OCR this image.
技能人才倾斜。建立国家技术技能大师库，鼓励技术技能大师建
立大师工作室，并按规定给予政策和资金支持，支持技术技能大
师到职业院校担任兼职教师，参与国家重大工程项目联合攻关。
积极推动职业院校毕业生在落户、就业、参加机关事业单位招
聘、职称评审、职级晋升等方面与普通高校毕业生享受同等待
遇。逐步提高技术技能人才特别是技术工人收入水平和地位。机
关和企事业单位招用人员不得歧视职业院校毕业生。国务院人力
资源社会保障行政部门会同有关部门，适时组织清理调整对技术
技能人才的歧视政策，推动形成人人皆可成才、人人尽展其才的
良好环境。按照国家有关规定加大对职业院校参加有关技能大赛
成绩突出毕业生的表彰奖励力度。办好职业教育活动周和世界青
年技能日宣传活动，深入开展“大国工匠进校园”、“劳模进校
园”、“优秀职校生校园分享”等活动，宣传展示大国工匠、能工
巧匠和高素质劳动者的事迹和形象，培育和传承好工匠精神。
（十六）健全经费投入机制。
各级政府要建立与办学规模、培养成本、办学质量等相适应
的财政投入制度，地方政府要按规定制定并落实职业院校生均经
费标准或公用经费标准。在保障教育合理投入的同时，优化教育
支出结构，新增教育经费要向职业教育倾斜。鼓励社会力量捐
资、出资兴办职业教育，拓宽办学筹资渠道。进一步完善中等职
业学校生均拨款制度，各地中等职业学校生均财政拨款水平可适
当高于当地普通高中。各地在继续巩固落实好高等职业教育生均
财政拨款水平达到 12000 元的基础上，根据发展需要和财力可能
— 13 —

■ **Problem**
Write out every entry again exactly, please, with nothing missing.

■ **Solution to the problem**
OCR this image.
技能人才倾斜。建立国家技术技能大师库，鼓励技术技能大师建
立大师工作室，并按规定给予政策和资金支持，支持技术技能大
师到职业院校担任兼职教师，参与国家重大工程项目联合攻关。
积极推动职业院校毕业生在落户、就业、参加机关事业单位招
聘、职称评审、职级晋升等方面与普通高校毕业生享受同等待
遇。逐步提高技术技能人才特别是技术工人收入水平和地位。机
关和企事业单位招用人员不得歧视职业院校毕业生。国务院人力
资源社会保障行政部门会同有关部门，适时组织清理调整对技术
技能人才的歧视政策，推动形成人人皆可成才、人人尽展其才的
良好环境。按照国家有关规定加大对职业院校参加有关技能大赛
成绩突出毕业生的表彰奖励力度。办好职业教育活动周和世界青
年技能日宣传活动，深入开展“大国工匠进校园”、“劳模进校
园”、“优秀职校生校园分享”等活动，宣传展示大国工匠、能工
巧匠和高素质劳动者的事迹和形象，培育和传承好工匠精神。
（十六）健全经费投入机制。
各级政府要建立与办学规模、培养成本、办学质量等相适应
的财政投入制度，地方政府要按规定制定并落实职业院校生均经
费标准或公用经费标准。在保障教育合理投入的同时，优化教育
支出结构，新增教育经费要向职业教育倾斜。鼓励社会力量捐
资、出资兴办职业教育，拓宽办学筹资渠道。进一步完善中等职
业学校生均拨款制度，各地中等职业学校生均财政拨款水平可适
当高于当地普通高中。各地在继续巩固落实好高等职业教育生均
财政拨款水平达到 12000 元的基础上，根据发展需要和财力可能
— 13 —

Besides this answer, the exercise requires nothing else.